- [YOUR OBJECTIVE] Can you output every line of the records below as a Markdown table with the columns "No." and "Line", numbering the rows and leaving out any blank lines?

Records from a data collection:

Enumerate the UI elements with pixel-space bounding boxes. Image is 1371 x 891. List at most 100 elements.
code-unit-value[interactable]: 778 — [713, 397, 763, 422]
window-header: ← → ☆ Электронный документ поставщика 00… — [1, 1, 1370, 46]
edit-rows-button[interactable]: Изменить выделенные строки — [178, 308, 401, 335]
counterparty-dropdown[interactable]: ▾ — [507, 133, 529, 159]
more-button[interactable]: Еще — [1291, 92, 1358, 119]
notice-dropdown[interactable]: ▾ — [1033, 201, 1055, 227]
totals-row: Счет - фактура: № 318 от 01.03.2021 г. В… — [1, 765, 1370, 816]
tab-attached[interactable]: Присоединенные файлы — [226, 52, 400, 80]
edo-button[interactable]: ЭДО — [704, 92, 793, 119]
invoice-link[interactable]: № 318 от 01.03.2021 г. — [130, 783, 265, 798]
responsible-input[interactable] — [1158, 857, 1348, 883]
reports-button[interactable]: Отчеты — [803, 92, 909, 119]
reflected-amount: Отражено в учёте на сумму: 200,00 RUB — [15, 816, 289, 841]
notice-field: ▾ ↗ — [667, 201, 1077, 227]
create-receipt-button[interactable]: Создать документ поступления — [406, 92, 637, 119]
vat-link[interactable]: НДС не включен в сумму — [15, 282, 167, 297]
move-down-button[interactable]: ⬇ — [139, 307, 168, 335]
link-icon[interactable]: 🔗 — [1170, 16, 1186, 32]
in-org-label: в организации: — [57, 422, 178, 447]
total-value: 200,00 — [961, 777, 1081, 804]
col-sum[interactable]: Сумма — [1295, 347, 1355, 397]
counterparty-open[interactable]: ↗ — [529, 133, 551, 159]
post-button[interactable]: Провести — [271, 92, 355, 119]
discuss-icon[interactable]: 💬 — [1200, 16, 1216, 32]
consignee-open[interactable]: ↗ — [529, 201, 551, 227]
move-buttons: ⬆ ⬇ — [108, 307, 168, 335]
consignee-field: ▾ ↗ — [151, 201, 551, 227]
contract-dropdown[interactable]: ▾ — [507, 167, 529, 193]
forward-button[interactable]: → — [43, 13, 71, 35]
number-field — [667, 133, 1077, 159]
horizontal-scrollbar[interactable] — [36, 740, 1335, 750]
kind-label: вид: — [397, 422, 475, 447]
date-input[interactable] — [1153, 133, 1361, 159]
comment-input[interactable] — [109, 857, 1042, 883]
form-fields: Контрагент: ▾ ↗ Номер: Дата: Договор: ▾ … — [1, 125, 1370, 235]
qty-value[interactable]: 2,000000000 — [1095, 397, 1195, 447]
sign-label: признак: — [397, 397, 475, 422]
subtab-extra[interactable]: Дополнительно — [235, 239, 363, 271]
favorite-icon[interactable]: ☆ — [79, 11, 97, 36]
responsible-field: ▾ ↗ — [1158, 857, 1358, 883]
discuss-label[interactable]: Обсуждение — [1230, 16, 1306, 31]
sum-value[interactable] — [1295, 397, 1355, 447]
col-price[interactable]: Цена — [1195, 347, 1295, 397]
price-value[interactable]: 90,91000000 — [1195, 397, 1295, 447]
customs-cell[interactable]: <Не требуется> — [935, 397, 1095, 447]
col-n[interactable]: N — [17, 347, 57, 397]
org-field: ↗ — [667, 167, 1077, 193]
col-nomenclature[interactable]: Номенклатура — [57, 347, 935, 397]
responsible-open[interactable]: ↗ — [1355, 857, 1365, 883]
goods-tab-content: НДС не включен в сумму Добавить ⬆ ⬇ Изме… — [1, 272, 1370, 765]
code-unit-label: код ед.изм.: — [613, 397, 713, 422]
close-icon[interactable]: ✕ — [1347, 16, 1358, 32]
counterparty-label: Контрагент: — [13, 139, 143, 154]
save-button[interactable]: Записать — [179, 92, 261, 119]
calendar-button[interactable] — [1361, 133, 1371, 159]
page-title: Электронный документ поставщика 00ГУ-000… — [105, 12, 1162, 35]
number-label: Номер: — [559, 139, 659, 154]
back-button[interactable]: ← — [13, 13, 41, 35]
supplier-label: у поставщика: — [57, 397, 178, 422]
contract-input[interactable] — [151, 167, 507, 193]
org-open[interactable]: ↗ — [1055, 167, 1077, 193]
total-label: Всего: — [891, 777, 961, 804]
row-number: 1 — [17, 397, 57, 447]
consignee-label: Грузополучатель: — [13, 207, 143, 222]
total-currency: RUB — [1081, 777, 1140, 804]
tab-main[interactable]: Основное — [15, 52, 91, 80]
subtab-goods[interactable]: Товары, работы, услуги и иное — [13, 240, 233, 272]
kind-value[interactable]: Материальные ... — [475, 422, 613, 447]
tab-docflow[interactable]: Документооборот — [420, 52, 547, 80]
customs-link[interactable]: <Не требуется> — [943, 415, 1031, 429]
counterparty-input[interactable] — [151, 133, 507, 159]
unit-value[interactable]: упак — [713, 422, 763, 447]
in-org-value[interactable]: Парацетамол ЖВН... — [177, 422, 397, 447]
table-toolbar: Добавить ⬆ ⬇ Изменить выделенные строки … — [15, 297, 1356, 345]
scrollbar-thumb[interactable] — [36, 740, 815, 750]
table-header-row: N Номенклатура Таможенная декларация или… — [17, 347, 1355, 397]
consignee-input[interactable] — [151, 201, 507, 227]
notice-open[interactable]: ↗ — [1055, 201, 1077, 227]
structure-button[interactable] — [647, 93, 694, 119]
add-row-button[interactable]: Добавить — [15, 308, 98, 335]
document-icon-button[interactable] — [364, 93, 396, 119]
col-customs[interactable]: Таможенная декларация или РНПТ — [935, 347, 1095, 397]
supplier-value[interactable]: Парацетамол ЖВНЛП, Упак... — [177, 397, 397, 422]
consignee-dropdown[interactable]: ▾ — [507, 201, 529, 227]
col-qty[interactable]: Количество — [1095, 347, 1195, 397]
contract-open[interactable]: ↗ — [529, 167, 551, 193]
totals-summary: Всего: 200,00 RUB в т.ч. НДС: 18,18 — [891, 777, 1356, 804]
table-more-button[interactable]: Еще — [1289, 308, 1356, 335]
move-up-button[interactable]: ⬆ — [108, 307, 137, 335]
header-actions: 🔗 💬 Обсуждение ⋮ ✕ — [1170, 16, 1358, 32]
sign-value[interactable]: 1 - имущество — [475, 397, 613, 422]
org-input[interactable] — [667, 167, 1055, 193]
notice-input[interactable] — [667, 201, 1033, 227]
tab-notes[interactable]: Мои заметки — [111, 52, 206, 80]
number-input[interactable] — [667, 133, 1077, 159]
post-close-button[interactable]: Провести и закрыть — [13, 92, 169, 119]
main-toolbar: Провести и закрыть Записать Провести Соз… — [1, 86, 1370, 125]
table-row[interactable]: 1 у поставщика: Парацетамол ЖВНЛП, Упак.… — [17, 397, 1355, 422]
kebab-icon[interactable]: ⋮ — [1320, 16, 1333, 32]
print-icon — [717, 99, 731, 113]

- [RESPONSE FOR THIS EXERCISE]
| No. | Line |
|---|---|
| 1 | Enumerate the UI elements with pixel-space bounding boxes. Image is 1371 x 891. List at most 100 elements. |
| 2 | code-unit-value[interactable]: 778 — [713, 397, 763, 422] |
| 3 | window-header: ← → ☆ Электронный документ поставщика 00… — [1, 1, 1370, 46] |
| 4 | edit-rows-button[interactable]: Изменить выделенные строки — [178, 308, 401, 335] |
| 5 | counterparty-dropdown[interactable]: ▾ — [507, 133, 529, 159] |
| 6 | more-button[interactable]: Еще — [1291, 92, 1358, 119] |
| 7 | notice-dropdown[interactable]: ▾ — [1033, 201, 1055, 227] |
| 8 | totals-row: Счет - фактура: № 318 от 01.03.2021 г. В… — [1, 765, 1370, 816] |
| 9 | tab-attached[interactable]: Присоединенные файлы — [226, 52, 400, 80] |
| 10 | edo-button[interactable]: ЭДО — [704, 92, 793, 119] |
| 11 | invoice-link[interactable]: № 318 от 01.03.2021 г. — [130, 783, 265, 798] |
| 12 | responsible-input[interactable] — [1158, 857, 1348, 883] |
| 13 | reports-button[interactable]: Отчеты — [803, 92, 909, 119] |
| 14 | reflected-amount: Отражено в учёте на сумму: 200,00 RUB — [15, 816, 289, 841] |
| 15 | notice-field: ▾ ↗ — [667, 201, 1077, 227] |
| 16 | create-receipt-button[interactable]: Создать документ поступления — [406, 92, 637, 119] |
| 17 | vat-link[interactable]: НДС не включен в сумму — [15, 282, 167, 297] |
| 18 | move-down-button[interactable]: ⬇ — [139, 307, 168, 335] |
| 19 | link-icon[interactable]: 🔗 — [1170, 16, 1186, 32] |
| 20 | in-org-label: в организации: — [57, 422, 178, 447] |
| 21 | total-value: 200,00 — [961, 777, 1081, 804] |
| 22 | col-sum[interactable]: Сумма — [1295, 347, 1355, 397] |
| 23 | counterparty-open[interactable]: ↗ — [529, 133, 551, 159] |
| 24 | post-button[interactable]: Провести — [271, 92, 355, 119] |
| 25 | discuss-icon[interactable]: 💬 — [1200, 16, 1216, 32] |
| 26 | consignee-open[interactable]: ↗ — [529, 201, 551, 227] |
| 27 | move-buttons: ⬆ ⬇ — [108, 307, 168, 335] |
| 28 | consignee-field: ▾ ↗ — [151, 201, 551, 227] |
| 29 | contract-dropdown[interactable]: ▾ — [507, 167, 529, 193] |
| 30 | forward-button[interactable]: → — [43, 13, 71, 35] |
| 31 | number-field — [667, 133, 1077, 159] |
| 32 | horizontal-scrollbar[interactable] — [36, 740, 1335, 750] |
| 33 | kind-label: вид: — [397, 422, 475, 447] |
| 34 | date-input[interactable] — [1153, 133, 1361, 159] |
| 35 | comment-input[interactable] — [109, 857, 1042, 883] |
| 36 | form-fields: Контрагент: ▾ ↗ Номер: Дата: Договор: ▾ … — [1, 125, 1370, 235] |
| 37 | qty-value[interactable]: 2,000000000 — [1095, 397, 1195, 447] |
| 38 | sign-label: признак: — [397, 397, 475, 422] |
| 39 | subtab-extra[interactable]: Дополнительно — [235, 239, 363, 271] |
| 40 | favorite-icon[interactable]: ☆ — [79, 11, 97, 36] |
| 41 | responsible-field: ▾ ↗ — [1158, 857, 1358, 883] |
| 42 | discuss-label[interactable]: Обсуждение — [1230, 16, 1306, 31] |
| 43 | sum-value[interactable] — [1295, 397, 1355, 447] |
| 44 | col-price[interactable]: Цена — [1195, 347, 1295, 397] |
| 45 | price-value[interactable]: 90,91000000 — [1195, 397, 1295, 447] |
| 46 | customs-cell[interactable]: <Не требуется> — [935, 397, 1095, 447] |
| 47 | col-n[interactable]: N — [17, 347, 57, 397] |
| 48 | org-field: ↗ — [667, 167, 1077, 193] |
| 49 | col-nomenclature[interactable]: Номенклатура — [57, 347, 935, 397] |
| 50 | responsible-open[interactable]: ↗ — [1355, 857, 1365, 883] |
| 51 | goods-tab-content: НДС не включен в сумму Добавить ⬆ ⬇ Изме… — [1, 272, 1370, 765] |
| 52 | code-unit-label: код ед.изм.: — [613, 397, 713, 422] |
| 53 | close-icon[interactable]: ✕ — [1347, 16, 1358, 32] |
| 54 | counterparty-label: Контрагент: — [13, 139, 143, 154] |
| 55 | save-button[interactable]: Записать — [179, 92, 261, 119] |
| 56 | calendar-button[interactable] — [1361, 133, 1371, 159] |
| 57 | page-title: Электронный документ поставщика 00ГУ-000… — [105, 12, 1162, 35] |
| 58 | number-label: Номер: — [559, 139, 659, 154] |
| 59 | back-button[interactable]: ← — [13, 13, 41, 35] |
| 60 | supplier-label: у поставщика: — [57, 397, 178, 422] |
| 61 | contract-input[interactable] — [151, 167, 507, 193] |
| 62 | org-open[interactable]: ↗ — [1055, 167, 1077, 193] |
| 63 | total-label: Всего: — [891, 777, 961, 804] |
| 64 | row-number: 1 — [17, 397, 57, 447] |
| 65 | consignee-label: Грузополучатель: — [13, 207, 143, 222] |
| 66 | total-currency: RUB — [1081, 777, 1140, 804] |
| 67 | tab-main[interactable]: Основное — [15, 52, 91, 80] |
| 68 | subtab-goods[interactable]: Товары, работы, услуги и иное — [13, 240, 233, 272] |
| 69 | kind-value[interactable]: Материальные ... — [475, 422, 613, 447] |
| 70 | tab-docflow[interactable]: Документооборот — [420, 52, 547, 80] |
| 71 | customs-link[interactable]: <Не требуется> — [943, 415, 1031, 429] |
| 72 | counterparty-input[interactable] — [151, 133, 507, 159] |
| 73 | unit-value[interactable]: упак — [713, 422, 763, 447] |
| 74 | in-org-value[interactable]: Парацетамол ЖВН... — [177, 422, 397, 447] |
| 75 | table-toolbar: Добавить ⬆ ⬇ Изменить выделенные строки … — [15, 297, 1356, 345] |
| 76 | scrollbar-thumb[interactable] — [36, 740, 815, 750] |
| 77 | table-header-row: N Номенклатура Таможенная декларация или… — [17, 347, 1355, 397] |
| 78 | consignee-input[interactable] — [151, 201, 507, 227] |
| 79 | notice-open[interactable]: ↗ — [1055, 201, 1077, 227] |
| 80 | structure-button[interactable] — [647, 93, 694, 119] |
| 81 | add-row-button[interactable]: Добавить — [15, 308, 98, 335] |
| 82 | document-icon-button[interactable] — [364, 93, 396, 119] |
| 83 | col-customs[interactable]: Таможенная декларация или РНПТ — [935, 347, 1095, 397] |
| 84 | supplier-value[interactable]: Парацетамол ЖВНЛП, Упак... — [177, 397, 397, 422] |
| 85 | consignee-dropdown[interactable]: ▾ — [507, 201, 529, 227] |
| 86 | col-qty[interactable]: Количество — [1095, 347, 1195, 397] |
| 87 | contract-open[interactable]: ↗ — [529, 167, 551, 193] |
| 88 | totals-summary: Всего: 200,00 RUB в т.ч. НДС: 18,18 — [891, 777, 1356, 804] |
| 89 | table-more-button[interactable]: Еще — [1289, 308, 1356, 335] |
| 90 | move-up-button[interactable]: ⬆ — [108, 307, 137, 335] |
| 91 | header-actions: 🔗 💬 Обсуждение ⋮ ✕ — [1170, 16, 1358, 32] |
| 92 | sign-value[interactable]: 1 - имущество — [475, 397, 613, 422] |
| 93 | org-input[interactable] — [667, 167, 1055, 193] |
| 94 | notice-input[interactable] — [667, 201, 1033, 227] |
| 95 | tab-notes[interactable]: Мои заметки — [111, 52, 206, 80] |
| 96 | number-input[interactable] — [667, 133, 1077, 159] |
| 97 | post-close-button[interactable]: Провести и закрыть — [13, 92, 169, 119] |
| 98 | main-toolbar: Провести и закрыть Записать Провести Соз… — [1, 86, 1370, 125] |
| 99 | table-row[interactable]: 1 у поставщика: Парацетамол ЖВНЛП, Упак.… — [17, 397, 1355, 422] |
| 100 | kebab-icon[interactable]: ⋮ — [1320, 16, 1333, 32] |
| 101 | print-icon — [717, 99, 731, 113] |